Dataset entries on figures
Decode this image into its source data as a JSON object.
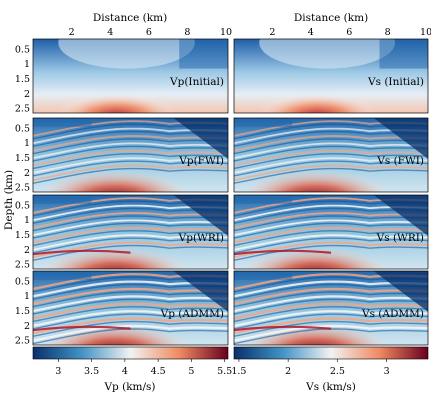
{
  "figure": {
    "top_axis_label": "Distance (km)",
    "left_axis_label": "Depth (km)",
    "distance_ticks": [
      "2",
      "4",
      "6",
      "8",
      "10"
    ],
    "depth_ticks": [
      "0.5",
      "1",
      "1.5",
      "2",
      "2.5"
    ]
  },
  "panels": {
    "left": [
      {
        "label": "Vp(Initial)",
        "kind": "initial"
      },
      {
        "label": "Vp(FWI)",
        "kind": "fwi"
      },
      {
        "label": "Vp(WRI)",
        "kind": "wri"
      },
      {
        "label": "Vp (ADMM)",
        "kind": "admm"
      }
    ],
    "right": [
      {
        "label": "Vs (Initial)",
        "kind": "initial"
      },
      {
        "label": "Vs (FWI)",
        "kind": "fwi"
      },
      {
        "label": "Vs (WRI)",
        "kind": "wri"
      },
      {
        "label": "Vs (ADMM)",
        "kind": "admm"
      }
    ]
  },
  "colorbars": {
    "left": {
      "label": "Vp (km/s)",
      "ticks": [
        "3",
        "3.5",
        "4",
        "4.5",
        "5",
        "5.5"
      ]
    },
    "right": {
      "label": "Vs (km/s)",
      "ticks": [
        "1.5",
        "2",
        "2.5",
        "3"
      ]
    }
  },
  "colors": {
    "deep_blue": "#08306b",
    "mid_blue": "#4292c6",
    "white": "#f7f7f7",
    "mid_red": "#ef8a62",
    "deep_red": "#67001f"
  }
}
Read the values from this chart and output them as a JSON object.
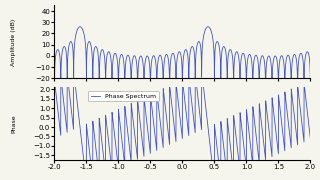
{
  "xlim": [
    -2.0,
    2.0
  ],
  "amp_ylim": [
    -20,
    45
  ],
  "phase_ylim": [
    -1.75,
    2.1
  ],
  "amp_yticks": [
    -20,
    -10,
    0,
    10,
    20,
    30,
    40
  ],
  "phase_yticks": [
    -1.5,
    -1.0,
    -0.5,
    0.0,
    0.5,
    1.0,
    1.5,
    2.0
  ],
  "xticks": [
    -2.0,
    -1.5,
    -1.0,
    -0.5,
    0.0,
    0.5,
    1.0,
    1.5,
    2.0
  ],
  "freq0": 0.4,
  "line_color": "#4455bb",
  "amp_ylabel": "Amplitude (dB)",
  "phase_ylabel": "Phase",
  "legend_label": "Phase Spectrum",
  "num_points": 3000,
  "N": 20,
  "background_color": "#f5f5ee"
}
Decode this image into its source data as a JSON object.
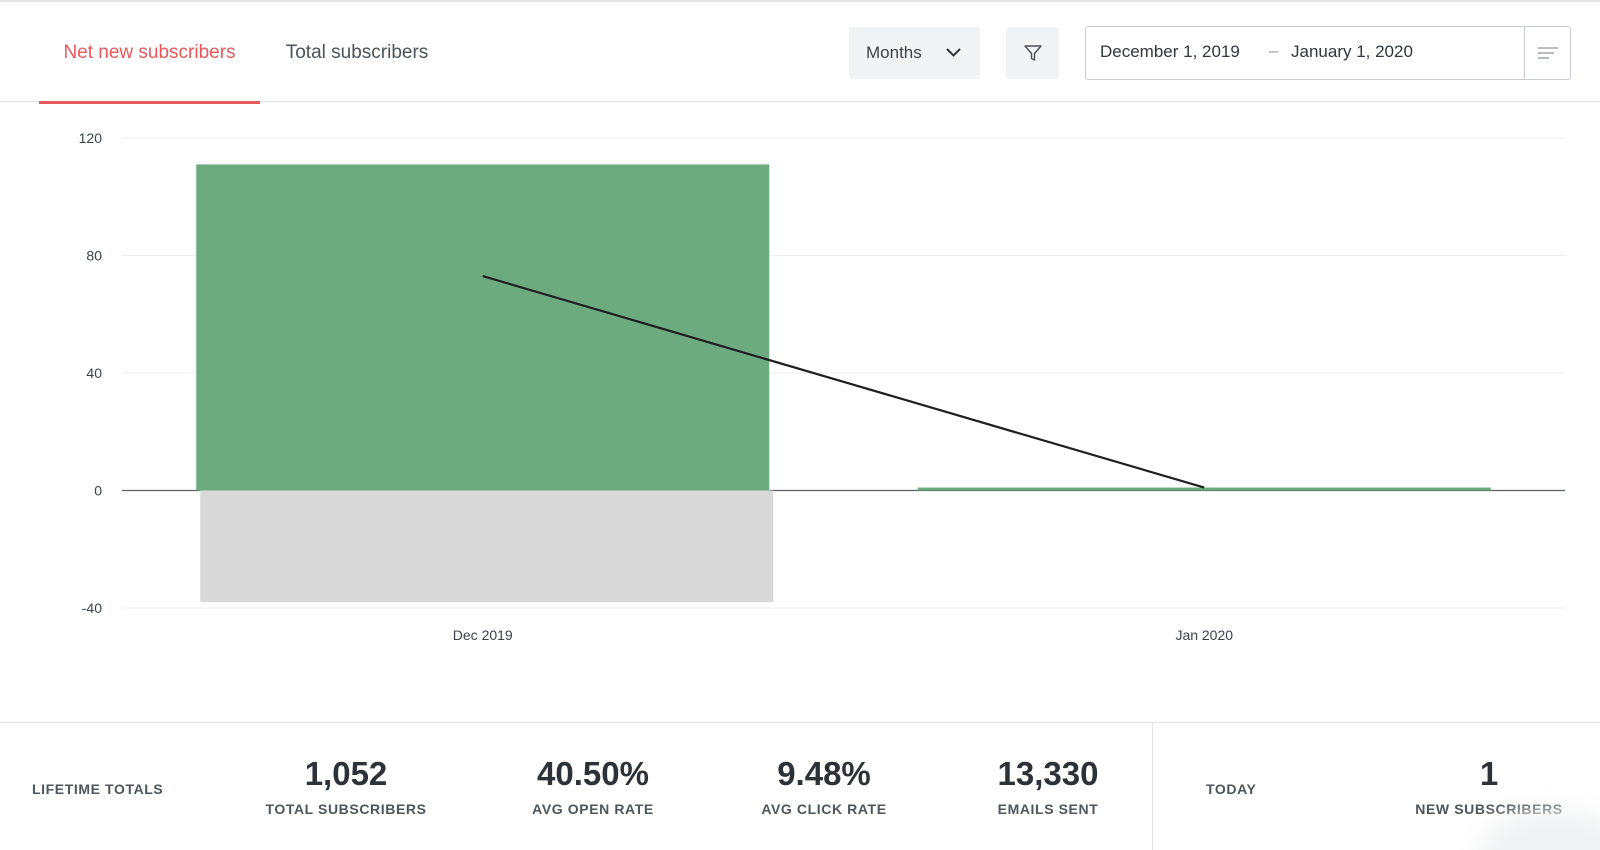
{
  "tabs": {
    "net_new": "Net new subscribers",
    "total": "Total subscribers"
  },
  "toolbar": {
    "period_select": "Months",
    "date_from": "December 1, 2019",
    "date_separator": "–",
    "date_to": "January 1, 2020",
    "icons": {
      "period": "chevron-down-icon",
      "filter": "filter-icon",
      "menu": "menu-lines-icon"
    }
  },
  "colors": {
    "accent": "#e8585c",
    "gain_bar": "#6daa80",
    "loss_bar": "#d9d9d9",
    "trend_line": "#1f1f1f"
  },
  "chart_data": {
    "type": "bar",
    "categories": [
      "Dec 2019",
      "Jan 2020"
    ],
    "series": [
      {
        "values": [
          111,
          1
        ]
      },
      {
        "values": [
          -38,
          0
        ]
      },
      {
        "type": "line",
        "values": [
          73,
          1
        ]
      }
    ],
    "ylim": [
      -40,
      120
    ],
    "yticks": [
      120,
      80,
      40,
      0,
      -40
    ],
    "grid": true
  },
  "footer": {
    "lifetime_label": "LIFETIME TOTALS",
    "stats": [
      {
        "value": "1,052",
        "label": "TOTAL SUBSCRIBERS"
      },
      {
        "value": "40.50%",
        "label": "AVG OPEN RATE"
      },
      {
        "value": "9.48%",
        "label": "AVG CLICK RATE"
      },
      {
        "value": "13,330",
        "label": "EMAILS SENT"
      }
    ],
    "today_label": "TODAY",
    "today_stat": {
      "value": "1",
      "label": "NEW SUBSCRIBERS"
    }
  }
}
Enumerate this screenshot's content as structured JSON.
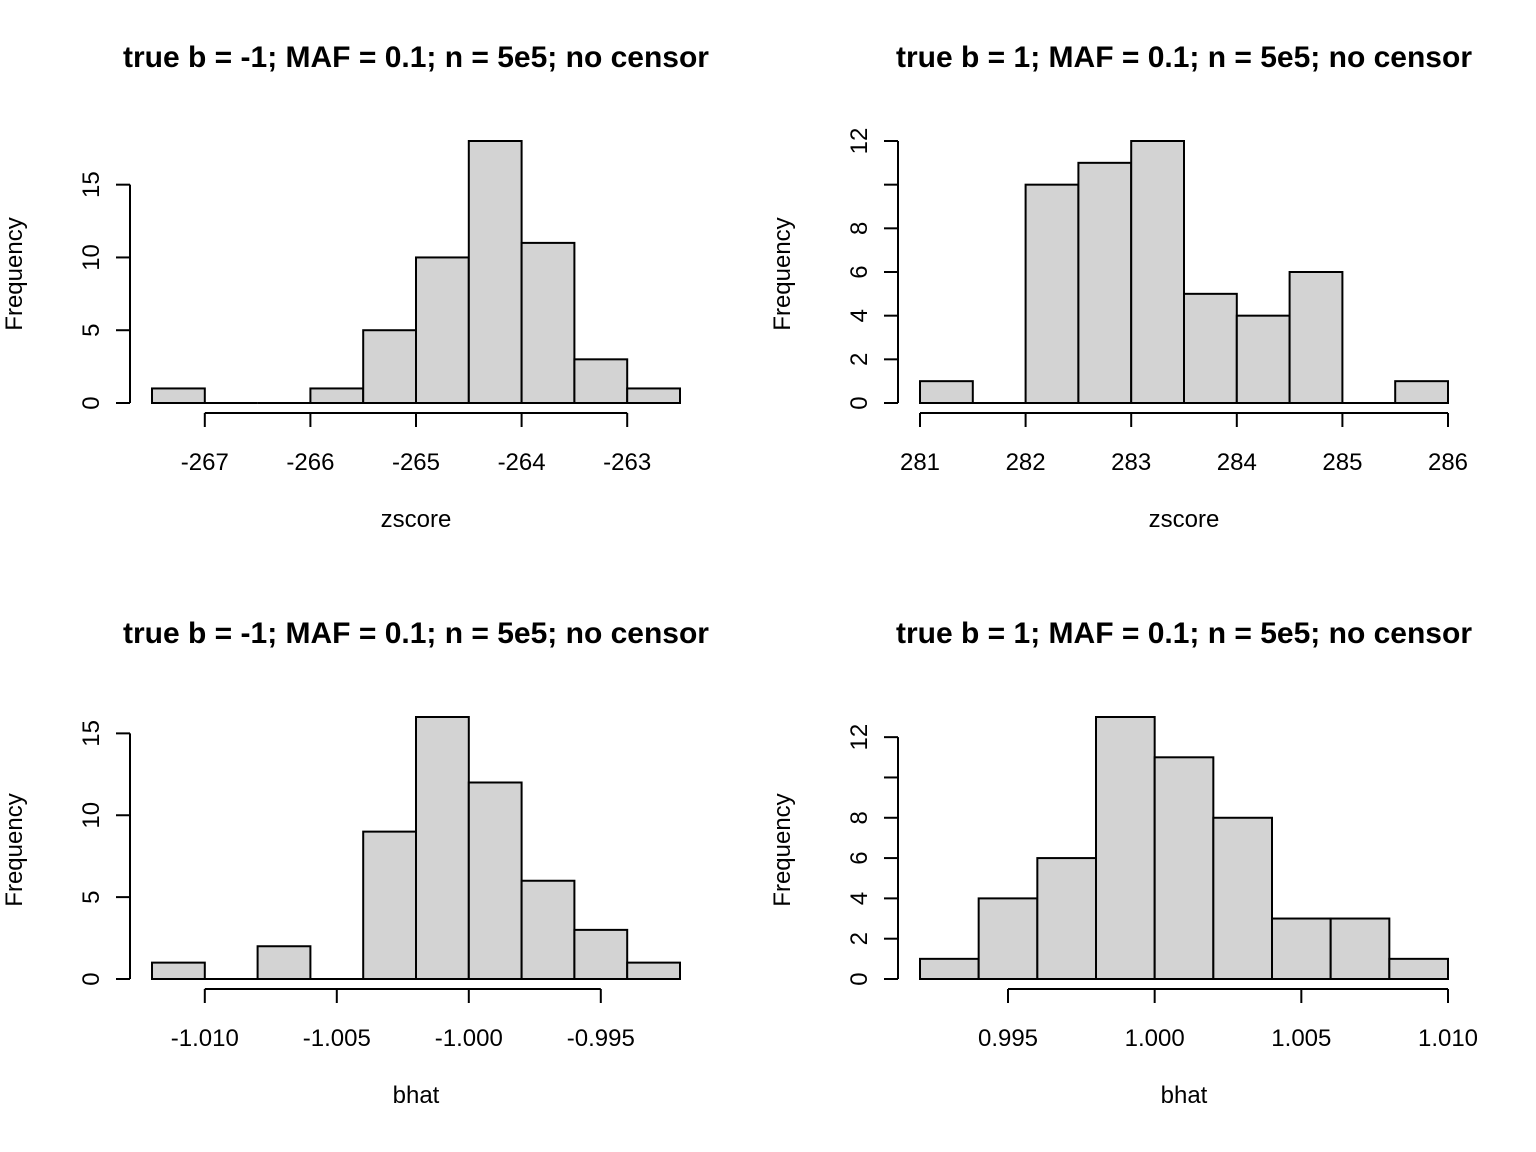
{
  "chart_data": [
    {
      "type": "bar",
      "title": "true b = -1; MAF = 0.1; n = 5e5; no censor",
      "xlabel": "zscore",
      "ylabel": "Frequency",
      "bin_edges": [
        -267.5,
        -267,
        -266.5,
        -266,
        -265.5,
        -265,
        -264.5,
        -264,
        -263.5,
        -263,
        -262.5
      ],
      "values": [
        1,
        0,
        0,
        1,
        5,
        10,
        18,
        11,
        3,
        1
      ],
      "xlim": [
        -267.5,
        -262.5
      ],
      "ylim": [
        0,
        18
      ],
      "xticks": [
        -267,
        -266,
        -265,
        -264,
        -263
      ],
      "xtick_labels": [
        "-267",
        "-266",
        "-265",
        "-264",
        "-263"
      ],
      "yticks": [
        0,
        5,
        10,
        15
      ],
      "ytick_labels": [
        "0",
        "5",
        "10",
        "15"
      ]
    },
    {
      "type": "bar",
      "title": "true b = 1; MAF = 0.1; n = 5e5; no censor",
      "xlabel": "zscore",
      "ylabel": "Frequency",
      "bin_edges": [
        281,
        281.5,
        282,
        282.5,
        283,
        283.5,
        284,
        284.5,
        285,
        285.5,
        286
      ],
      "values": [
        1,
        0,
        10,
        11,
        12,
        5,
        4,
        6,
        0,
        1
      ],
      "xlim": [
        281,
        286
      ],
      "ylim": [
        0,
        12
      ],
      "xticks": [
        281,
        282,
        283,
        284,
        285,
        286
      ],
      "xtick_labels": [
        "281",
        "282",
        "283",
        "284",
        "285",
        "286"
      ],
      "yticks": [
        0,
        2,
        4,
        6,
        8,
        10,
        12
      ],
      "ytick_labels": [
        "0",
        "2",
        "4",
        "6",
        "8",
        "",
        "12"
      ]
    },
    {
      "type": "bar",
      "title": "true b = -1; MAF = 0.1; n = 5e5; no censor",
      "xlabel": "bhat",
      "ylabel": "Frequency",
      "bin_edges": [
        -1.012,
        -1.01,
        -1.008,
        -1.006,
        -1.004,
        -1.002,
        -1.0,
        -0.998,
        -0.996,
        -0.994,
        -0.992
      ],
      "values": [
        1,
        0,
        2,
        0,
        9,
        16,
        12,
        6,
        3,
        1
      ],
      "xlim": [
        -1.012,
        -0.992
      ],
      "ylim": [
        0,
        16
      ],
      "xticks": [
        -1.01,
        -1.005,
        -1.0,
        -0.995
      ],
      "xtick_labels": [
        "-1.010",
        "-1.005",
        "-1.000",
        "-0.995"
      ],
      "yticks": [
        0,
        5,
        10,
        15
      ],
      "ytick_labels": [
        "0",
        "5",
        "10",
        "15"
      ]
    },
    {
      "type": "bar",
      "title": "true b = 1; MAF = 0.1; n = 5e5; no censor",
      "xlabel": "bhat",
      "ylabel": "Frequency",
      "bin_edges": [
        0.992,
        0.994,
        0.996,
        0.998,
        1.0,
        1.002,
        1.004,
        1.006,
        1.008,
        1.01
      ],
      "values": [
        1,
        4,
        6,
        13,
        11,
        8,
        3,
        3,
        1
      ],
      "xlim": [
        0.992,
        1.01
      ],
      "ylim": [
        0,
        13
      ],
      "xticks": [
        0.995,
        1.0,
        1.005,
        1.01
      ],
      "xtick_labels": [
        "0.995",
        "1.000",
        "1.005",
        "1.010"
      ],
      "yticks": [
        0,
        2,
        4,
        6,
        8,
        10,
        12
      ],
      "ytick_labels": [
        "0",
        "2",
        "4",
        "6",
        "8",
        "",
        "12"
      ]
    }
  ]
}
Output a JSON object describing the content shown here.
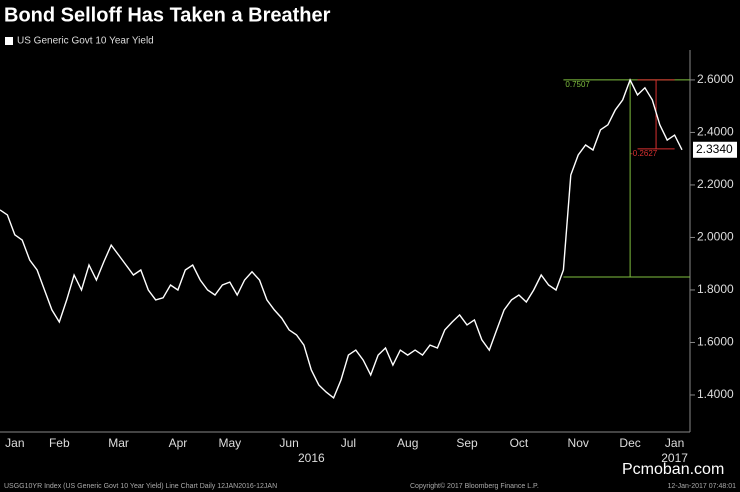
{
  "chart_data": {
    "type": "line",
    "title": "Bond Selloff Has Taken a Breather",
    "categories": [
      null,
      null,
      "Jan",
      null,
      null,
      null,
      null,
      null,
      "Feb",
      null,
      null,
      null,
      null,
      null,
      null,
      null,
      "Mar",
      null,
      null,
      null,
      null,
      null,
      null,
      null,
      "Apr",
      null,
      null,
      null,
      null,
      null,
      null,
      "May",
      null,
      null,
      null,
      null,
      null,
      null,
      null,
      "Jun",
      null,
      null,
      null,
      null,
      null,
      null,
      null,
      "Jul",
      null,
      null,
      null,
      null,
      null,
      null,
      null,
      "Aug",
      null,
      null,
      null,
      null,
      null,
      null,
      null,
      "Sep",
      null,
      null,
      null,
      null,
      null,
      null,
      "Oct",
      null,
      null,
      null,
      null,
      null,
      null,
      null,
      "Nov",
      null,
      null,
      null,
      null,
      null,
      null,
      "Dec",
      null,
      null,
      null,
      null,
      null,
      "Jan",
      null
    ],
    "x_group_labels": [
      "2016",
      "2017"
    ],
    "series": [
      {
        "name": "US Generic Govt 10 Year Yield",
        "color": "#ffffff",
        "values": [
          2.105,
          2.086,
          2.01,
          1.99,
          1.914,
          1.876,
          1.8,
          1.724,
          1.678,
          1.762,
          1.857,
          1.8,
          1.895,
          1.838,
          1.907,
          1.971,
          1.933,
          1.895,
          1.857,
          1.876,
          1.8,
          1.762,
          1.77,
          1.819,
          1.8,
          1.876,
          1.895,
          1.838,
          1.8,
          1.781,
          1.819,
          1.83,
          1.781,
          1.838,
          1.869,
          1.838,
          1.762,
          1.724,
          1.693,
          1.648,
          1.629,
          1.59,
          1.495,
          1.438,
          1.411,
          1.389,
          1.457,
          1.552,
          1.571,
          1.533,
          1.476,
          1.552,
          1.579,
          1.514,
          1.571,
          1.552,
          1.571,
          1.552,
          1.59,
          1.579,
          1.648,
          1.678,
          1.705,
          1.667,
          1.686,
          1.61,
          1.571,
          1.648,
          1.724,
          1.762,
          1.781,
          1.754,
          1.8,
          1.857,
          1.819,
          1.8,
          1.876,
          2.238,
          2.314,
          2.352,
          2.333,
          2.41,
          2.429,
          2.486,
          2.524,
          2.6,
          2.543,
          2.57,
          2.524,
          2.429,
          2.371,
          2.39,
          2.334
        ]
      }
    ],
    "last_value_label": "2.3340",
    "ylim": [
      1.259,
      2.714
    ],
    "yticks": [
      {
        "value": 1.4,
        "label": "1.4000"
      },
      {
        "value": 1.6,
        "label": "1.6000"
      },
      {
        "value": 1.8,
        "label": "1.8000"
      },
      {
        "value": 2.0,
        "label": "2.0000"
      },
      {
        "value": 2.2,
        "label": "2.2000"
      },
      {
        "value": 2.4,
        "label": "2.4000"
      },
      {
        "value": 2.6,
        "label": "2.6000"
      }
    ],
    "grid": false,
    "annotations": [
      {
        "text": "0.7507",
        "color": "#7fbf3f",
        "from": 1.8493,
        "to": 2.6
      },
      {
        "text": "-0.2627",
        "color": "#d83030",
        "from": 2.6,
        "to": 2.3373
      }
    ]
  },
  "footer": {
    "left": "USGG10YR Index (US Generic Govt 10 Year Yield) Line Chart  Daily 12JAN2016-12JAN",
    "copyright": "Copyright© 2017 Bloomberg Finance L.P.",
    "timestamp": "12-Jan-2017 07:48:01",
    "watermark": "Pcmoban.com"
  }
}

Written exercise: Look above for every line with the word "this" and copy it.

Task answer:
Decode this image into its source data as a JSON object.
Read the values from this chart and output them as a JSON object.
Decode this image into its source data as a JSON object.
Enumerate this screenshot's content as structured JSON.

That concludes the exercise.